:: PROBLEM TO SOLVE ::
Reproduce the data that follows in its entirety, character for character.

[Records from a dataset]
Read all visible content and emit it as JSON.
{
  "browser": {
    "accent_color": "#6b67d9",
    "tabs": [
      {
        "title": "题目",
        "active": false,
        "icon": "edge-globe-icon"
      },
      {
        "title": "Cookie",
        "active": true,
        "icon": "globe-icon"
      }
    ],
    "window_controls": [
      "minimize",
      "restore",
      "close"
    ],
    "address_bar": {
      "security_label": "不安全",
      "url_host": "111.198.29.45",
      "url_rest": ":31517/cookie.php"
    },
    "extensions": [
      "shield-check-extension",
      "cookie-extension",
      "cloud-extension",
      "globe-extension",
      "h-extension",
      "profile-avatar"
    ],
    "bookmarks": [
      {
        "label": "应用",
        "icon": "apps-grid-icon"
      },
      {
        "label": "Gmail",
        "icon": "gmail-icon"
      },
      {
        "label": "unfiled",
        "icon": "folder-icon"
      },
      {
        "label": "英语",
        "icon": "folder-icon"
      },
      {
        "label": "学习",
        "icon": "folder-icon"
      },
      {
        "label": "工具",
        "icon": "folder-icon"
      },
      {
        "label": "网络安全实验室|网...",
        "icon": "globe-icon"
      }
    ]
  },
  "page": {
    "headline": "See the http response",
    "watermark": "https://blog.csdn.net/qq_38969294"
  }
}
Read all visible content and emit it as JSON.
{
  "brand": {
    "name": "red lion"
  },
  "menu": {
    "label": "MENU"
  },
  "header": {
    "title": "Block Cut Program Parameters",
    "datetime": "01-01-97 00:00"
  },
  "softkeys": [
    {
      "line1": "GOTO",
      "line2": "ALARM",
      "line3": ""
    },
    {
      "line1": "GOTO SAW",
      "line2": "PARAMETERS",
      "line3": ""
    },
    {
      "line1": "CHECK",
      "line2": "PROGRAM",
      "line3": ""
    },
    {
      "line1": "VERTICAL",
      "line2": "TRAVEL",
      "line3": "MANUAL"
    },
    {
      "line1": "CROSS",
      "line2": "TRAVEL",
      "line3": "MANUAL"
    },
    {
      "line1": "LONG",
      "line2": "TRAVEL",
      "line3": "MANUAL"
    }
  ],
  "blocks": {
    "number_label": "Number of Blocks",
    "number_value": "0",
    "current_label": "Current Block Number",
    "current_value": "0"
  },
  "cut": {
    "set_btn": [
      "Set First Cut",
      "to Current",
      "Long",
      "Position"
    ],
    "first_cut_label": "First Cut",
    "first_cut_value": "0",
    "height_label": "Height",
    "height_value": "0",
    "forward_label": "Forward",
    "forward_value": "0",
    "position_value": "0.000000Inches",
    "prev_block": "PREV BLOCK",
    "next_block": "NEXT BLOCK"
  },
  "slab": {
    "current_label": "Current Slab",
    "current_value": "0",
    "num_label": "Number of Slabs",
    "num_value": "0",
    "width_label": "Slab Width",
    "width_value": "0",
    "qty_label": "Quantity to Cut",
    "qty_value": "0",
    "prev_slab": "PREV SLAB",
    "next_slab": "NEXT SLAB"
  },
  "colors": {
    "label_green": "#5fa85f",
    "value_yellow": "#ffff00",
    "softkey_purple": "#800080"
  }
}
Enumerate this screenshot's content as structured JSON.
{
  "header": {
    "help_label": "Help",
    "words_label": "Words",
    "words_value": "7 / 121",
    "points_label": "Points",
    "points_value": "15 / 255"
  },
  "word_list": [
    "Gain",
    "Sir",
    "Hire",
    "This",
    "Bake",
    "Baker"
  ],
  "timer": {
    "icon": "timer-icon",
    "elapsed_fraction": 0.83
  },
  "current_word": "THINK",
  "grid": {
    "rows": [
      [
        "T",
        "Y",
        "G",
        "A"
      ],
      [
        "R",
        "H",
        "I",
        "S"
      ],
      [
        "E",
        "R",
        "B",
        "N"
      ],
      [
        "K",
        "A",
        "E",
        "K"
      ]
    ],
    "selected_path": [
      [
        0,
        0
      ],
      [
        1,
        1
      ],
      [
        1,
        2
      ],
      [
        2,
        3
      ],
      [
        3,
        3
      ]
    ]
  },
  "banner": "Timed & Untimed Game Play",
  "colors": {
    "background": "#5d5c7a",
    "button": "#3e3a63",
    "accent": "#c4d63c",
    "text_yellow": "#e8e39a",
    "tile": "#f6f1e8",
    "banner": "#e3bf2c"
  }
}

:: ANSWER TO THIS PROBLEM ::
Read all visible content and emit it as JSON.
{
  "browser": {
    "accent_color": "#6b67d9",
    "tabs": [
      {
        "title": "题目",
        "active": false,
        "icon": "edge-globe-icon"
      },
      {
        "title": "Cookie",
        "active": true,
        "icon": "globe-icon"
      }
    ],
    "window_controls": [
      "minimize",
      "restore",
      "close"
    ],
    "address_bar": {
      "security_label": "不安全",
      "url_host": "111.198.29.45",
      "url_rest": ":31517/cookie.php"
    },
    "extensions": [
      "shield-check-extension",
      "cookie-extension",
      "cloud-extension",
      "globe-extension",
      "h-extension",
      "profile-avatar"
    ],
    "bookmarks": [
      {
        "label": "应用",
        "icon": "apps-grid-icon"
      },
      {
        "label": "Gmail",
        "icon": "gmail-icon"
      },
      {
        "label": "unfiled",
        "icon": "folder-icon"
      },
      {
        "label": "英语",
        "icon": "folder-icon"
      },
      {
        "label": "学习",
        "icon": "folder-icon"
      },
      {
        "label": "工具",
        "icon": "folder-icon"
      },
      {
        "label": "网络安全实验室|网...",
        "icon": "globe-icon"
      }
    ]
  },
  "page": {
    "headline": "See the http response",
    "watermark": "https://blog.csdn.net/qq_38969294"
  }
}
Read all visible content and emit it as JSON.
{
  "brand": {
    "name": "red lion"
  },
  "menu": {
    "label": "MENU"
  },
  "header": {
    "title": "Block Cut Program Parameters",
    "datetime": "01-01-97 00:00"
  },
  "softkeys": [
    {
      "line1": "GOTO",
      "line2": "ALARM",
      "line3": ""
    },
    {
      "line1": "GOTO SAW",
      "line2": "PARAMETERS",
      "line3": ""
    },
    {
      "line1": "CHECK",
      "line2": "PROGRAM",
      "line3": ""
    },
    {
      "line1": "VERTICAL",
      "line2": "TRAVEL",
      "line3": "MANUAL"
    },
    {
      "line1": "CROSS",
      "line2": "TRAVEL",
      "line3": "MANUAL"
    },
    {
      "line1": "LONG",
      "line2": "TRAVEL",
      "line3": "MANUAL"
    }
  ],
  "blocks": {
    "number_label": "Number of Blocks",
    "number_value": "0",
    "current_label": "Current Block Number",
    "current_value": "0"
  },
  "cut": {
    "set_btn": [
      "Set First Cut",
      "to Current",
      "Long",
      "Position"
    ],
    "first_cut_label": "First Cut",
    "first_cut_value": "0",
    "height_label": "Height",
    "height_value": "0",
    "forward_label": "Forward",
    "forward_value": "0",
    "position_value": "0.000000Inches",
    "prev_block": "PREV BLOCK",
    "next_block": "NEXT BLOCK"
  },
  "slab": {
    "current_label": "Current Slab",
    "current_value": "0",
    "num_label": "Number of Slabs",
    "num_value": "0",
    "width_label": "Slab Width",
    "width_value": "0",
    "qty_label": "Quantity to Cut",
    "qty_value": "0",
    "prev_slab": "PREV SLAB",
    "next_slab": "NEXT SLAB"
  },
  "colors": {
    "label_green": "#5fa85f",
    "value_yellow": "#ffff00",
    "softkey_purple": "#800080"
  }
}
Enumerate this screenshot's content as structured JSON.
{
  "header": {
    "help_label": "Help",
    "words_label": "Words",
    "words_value": "7 / 121",
    "points_label": "Points",
    "points_value": "15 / 255"
  },
  "word_list": [
    "Gain",
    "Sir",
    "Hire",
    "This",
    "Bake",
    "Baker"
  ],
  "timer": {
    "icon": "timer-icon",
    "elapsed_fraction": 0.83
  },
  "current_word": "THINK",
  "grid": {
    "rows": [
      [
        "T",
        "Y",
        "G",
        "A"
      ],
      [
        "R",
        "H",
        "I",
        "S"
      ],
      [
        "E",
        "R",
        "B",
        "N"
      ],
      [
        "K",
        "A",
        "E",
        "K"
      ]
    ],
    "selected_path": [
      [
        0,
        0
      ],
      [
        1,
        1
      ],
      [
        1,
        2
      ],
      [
        2,
        3
      ],
      [
        3,
        3
      ]
    ]
  },
  "banner": "Timed & Untimed Game Play",
  "colors": {
    "background": "#5d5c7a",
    "button": "#3e3a63",
    "accent": "#c4d63c",
    "text_yellow": "#e8e39a",
    "tile": "#f6f1e8",
    "banner": "#e3bf2c"
  }
}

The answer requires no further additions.